[Collected data entries]
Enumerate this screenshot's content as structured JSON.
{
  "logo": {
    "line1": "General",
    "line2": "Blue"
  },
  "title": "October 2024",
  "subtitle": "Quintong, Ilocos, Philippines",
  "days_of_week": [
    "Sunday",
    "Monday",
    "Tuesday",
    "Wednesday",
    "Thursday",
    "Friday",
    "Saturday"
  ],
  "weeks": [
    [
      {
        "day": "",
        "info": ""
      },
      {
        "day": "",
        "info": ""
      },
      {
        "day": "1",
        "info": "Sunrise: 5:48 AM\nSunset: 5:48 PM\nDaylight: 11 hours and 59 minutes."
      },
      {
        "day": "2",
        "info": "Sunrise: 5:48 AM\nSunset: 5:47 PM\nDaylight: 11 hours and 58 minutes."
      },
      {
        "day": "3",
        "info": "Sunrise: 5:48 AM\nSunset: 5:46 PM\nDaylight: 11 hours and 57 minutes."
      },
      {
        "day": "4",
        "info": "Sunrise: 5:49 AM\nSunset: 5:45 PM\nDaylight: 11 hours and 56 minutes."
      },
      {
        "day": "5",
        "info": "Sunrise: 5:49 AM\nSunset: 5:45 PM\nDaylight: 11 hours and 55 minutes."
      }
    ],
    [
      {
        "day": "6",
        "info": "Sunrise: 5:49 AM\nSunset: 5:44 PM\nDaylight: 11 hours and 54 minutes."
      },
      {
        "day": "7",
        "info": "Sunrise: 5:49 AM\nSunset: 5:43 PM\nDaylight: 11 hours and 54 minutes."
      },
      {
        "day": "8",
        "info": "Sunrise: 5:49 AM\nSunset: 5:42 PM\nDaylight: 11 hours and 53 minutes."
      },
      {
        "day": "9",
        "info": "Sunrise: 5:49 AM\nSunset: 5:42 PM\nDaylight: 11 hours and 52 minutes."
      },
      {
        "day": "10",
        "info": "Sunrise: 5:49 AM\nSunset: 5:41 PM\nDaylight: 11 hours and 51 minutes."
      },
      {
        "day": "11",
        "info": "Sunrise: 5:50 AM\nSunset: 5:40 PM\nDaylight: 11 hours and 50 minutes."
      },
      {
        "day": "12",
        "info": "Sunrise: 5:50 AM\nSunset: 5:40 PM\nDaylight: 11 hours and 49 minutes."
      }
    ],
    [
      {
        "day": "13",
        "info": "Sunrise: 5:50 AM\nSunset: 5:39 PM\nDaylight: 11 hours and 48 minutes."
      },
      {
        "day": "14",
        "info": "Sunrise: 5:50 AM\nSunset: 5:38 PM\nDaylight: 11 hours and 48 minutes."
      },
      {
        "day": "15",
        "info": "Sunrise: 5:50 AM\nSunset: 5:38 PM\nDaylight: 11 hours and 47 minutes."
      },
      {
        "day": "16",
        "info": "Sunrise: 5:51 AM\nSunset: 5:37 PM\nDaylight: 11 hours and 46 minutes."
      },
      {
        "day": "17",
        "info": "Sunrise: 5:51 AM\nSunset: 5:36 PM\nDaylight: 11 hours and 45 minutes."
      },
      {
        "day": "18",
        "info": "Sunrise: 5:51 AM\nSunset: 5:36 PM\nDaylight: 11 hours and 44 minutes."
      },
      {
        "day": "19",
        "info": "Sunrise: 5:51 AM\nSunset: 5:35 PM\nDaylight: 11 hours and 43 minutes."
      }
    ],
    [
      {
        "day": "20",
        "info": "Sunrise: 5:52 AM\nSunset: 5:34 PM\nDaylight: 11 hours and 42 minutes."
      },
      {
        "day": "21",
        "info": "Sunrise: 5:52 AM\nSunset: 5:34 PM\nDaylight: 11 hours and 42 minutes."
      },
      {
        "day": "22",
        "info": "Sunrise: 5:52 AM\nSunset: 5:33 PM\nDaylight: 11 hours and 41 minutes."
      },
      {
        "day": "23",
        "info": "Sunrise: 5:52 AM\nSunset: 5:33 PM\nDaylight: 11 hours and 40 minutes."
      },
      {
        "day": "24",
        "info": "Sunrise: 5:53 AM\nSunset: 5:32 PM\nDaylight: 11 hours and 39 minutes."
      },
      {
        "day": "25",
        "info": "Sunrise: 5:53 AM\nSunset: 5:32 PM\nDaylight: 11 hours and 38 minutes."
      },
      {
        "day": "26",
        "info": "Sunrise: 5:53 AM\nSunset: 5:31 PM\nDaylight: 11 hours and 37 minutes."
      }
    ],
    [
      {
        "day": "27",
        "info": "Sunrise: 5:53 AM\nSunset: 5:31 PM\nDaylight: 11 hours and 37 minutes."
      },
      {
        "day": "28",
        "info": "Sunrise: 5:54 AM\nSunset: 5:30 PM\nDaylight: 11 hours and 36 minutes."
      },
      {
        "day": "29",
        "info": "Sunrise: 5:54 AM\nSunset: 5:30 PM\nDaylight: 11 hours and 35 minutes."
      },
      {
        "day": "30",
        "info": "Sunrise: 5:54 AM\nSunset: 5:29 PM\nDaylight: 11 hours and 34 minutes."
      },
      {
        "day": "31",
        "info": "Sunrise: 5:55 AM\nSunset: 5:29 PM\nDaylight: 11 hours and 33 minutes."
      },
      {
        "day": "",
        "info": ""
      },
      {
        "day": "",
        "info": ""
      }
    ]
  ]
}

> _Your instructions_: Give every line of the material again, exactly as it reads.

> _Full output_:
Enumerate this screenshot's content as structured JSON.
{
  "logo": {
    "line1": "General",
    "line2": "Blue"
  },
  "title": "October 2024",
  "subtitle": "Quintong, Ilocos, Philippines",
  "days_of_week": [
    "Sunday",
    "Monday",
    "Tuesday",
    "Wednesday",
    "Thursday",
    "Friday",
    "Saturday"
  ],
  "weeks": [
    [
      {
        "day": "",
        "info": ""
      },
      {
        "day": "",
        "info": ""
      },
      {
        "day": "1",
        "info": "Sunrise: 5:48 AM\nSunset: 5:48 PM\nDaylight: 11 hours and 59 minutes."
      },
      {
        "day": "2",
        "info": "Sunrise: 5:48 AM\nSunset: 5:47 PM\nDaylight: 11 hours and 58 minutes."
      },
      {
        "day": "3",
        "info": "Sunrise: 5:48 AM\nSunset: 5:46 PM\nDaylight: 11 hours and 57 minutes."
      },
      {
        "day": "4",
        "info": "Sunrise: 5:49 AM\nSunset: 5:45 PM\nDaylight: 11 hours and 56 minutes."
      },
      {
        "day": "5",
        "info": "Sunrise: 5:49 AM\nSunset: 5:45 PM\nDaylight: 11 hours and 55 minutes."
      }
    ],
    [
      {
        "day": "6",
        "info": "Sunrise: 5:49 AM\nSunset: 5:44 PM\nDaylight: 11 hours and 54 minutes."
      },
      {
        "day": "7",
        "info": "Sunrise: 5:49 AM\nSunset: 5:43 PM\nDaylight: 11 hours and 54 minutes."
      },
      {
        "day": "8",
        "info": "Sunrise: 5:49 AM\nSunset: 5:42 PM\nDaylight: 11 hours and 53 minutes."
      },
      {
        "day": "9",
        "info": "Sunrise: 5:49 AM\nSunset: 5:42 PM\nDaylight: 11 hours and 52 minutes."
      },
      {
        "day": "10",
        "info": "Sunrise: 5:49 AM\nSunset: 5:41 PM\nDaylight: 11 hours and 51 minutes."
      },
      {
        "day": "11",
        "info": "Sunrise: 5:50 AM\nSunset: 5:40 PM\nDaylight: 11 hours and 50 minutes."
      },
      {
        "day": "12",
        "info": "Sunrise: 5:50 AM\nSunset: 5:40 PM\nDaylight: 11 hours and 49 minutes."
      }
    ],
    [
      {
        "day": "13",
        "info": "Sunrise: 5:50 AM\nSunset: 5:39 PM\nDaylight: 11 hours and 48 minutes."
      },
      {
        "day": "14",
        "info": "Sunrise: 5:50 AM\nSunset: 5:38 PM\nDaylight: 11 hours and 48 minutes."
      },
      {
        "day": "15",
        "info": "Sunrise: 5:50 AM\nSunset: 5:38 PM\nDaylight: 11 hours and 47 minutes."
      },
      {
        "day": "16",
        "info": "Sunrise: 5:51 AM\nSunset: 5:37 PM\nDaylight: 11 hours and 46 minutes."
      },
      {
        "day": "17",
        "info": "Sunrise: 5:51 AM\nSunset: 5:36 PM\nDaylight: 11 hours and 45 minutes."
      },
      {
        "day": "18",
        "info": "Sunrise: 5:51 AM\nSunset: 5:36 PM\nDaylight: 11 hours and 44 minutes."
      },
      {
        "day": "19",
        "info": "Sunrise: 5:51 AM\nSunset: 5:35 PM\nDaylight: 11 hours and 43 minutes."
      }
    ],
    [
      {
        "day": "20",
        "info": "Sunrise: 5:52 AM\nSunset: 5:34 PM\nDaylight: 11 hours and 42 minutes."
      },
      {
        "day": "21",
        "info": "Sunrise: 5:52 AM\nSunset: 5:34 PM\nDaylight: 11 hours and 42 minutes."
      },
      {
        "day": "22",
        "info": "Sunrise: 5:52 AM\nSunset: 5:33 PM\nDaylight: 11 hours and 41 minutes."
      },
      {
        "day": "23",
        "info": "Sunrise: 5:52 AM\nSunset: 5:33 PM\nDaylight: 11 hours and 40 minutes."
      },
      {
        "day": "24",
        "info": "Sunrise: 5:53 AM\nSunset: 5:32 PM\nDaylight: 11 hours and 39 minutes."
      },
      {
        "day": "25",
        "info": "Sunrise: 5:53 AM\nSunset: 5:32 PM\nDaylight: 11 hours and 38 minutes."
      },
      {
        "day": "26",
        "info": "Sunrise: 5:53 AM\nSunset: 5:31 PM\nDaylight: 11 hours and 37 minutes."
      }
    ],
    [
      {
        "day": "27",
        "info": "Sunrise: 5:53 AM\nSunset: 5:31 PM\nDaylight: 11 hours and 37 minutes."
      },
      {
        "day": "28",
        "info": "Sunrise: 5:54 AM\nSunset: 5:30 PM\nDaylight: 11 hours and 36 minutes."
      },
      {
        "day": "29",
        "info": "Sunrise: 5:54 AM\nSunset: 5:30 PM\nDaylight: 11 hours and 35 minutes."
      },
      {
        "day": "30",
        "info": "Sunrise: 5:54 AM\nSunset: 5:29 PM\nDaylight: 11 hours and 34 minutes."
      },
      {
        "day": "31",
        "info": "Sunrise: 5:55 AM\nSunset: 5:29 PM\nDaylight: 11 hours and 33 minutes."
      },
      {
        "day": "",
        "info": ""
      },
      {
        "day": "",
        "info": ""
      }
    ]
  ]
}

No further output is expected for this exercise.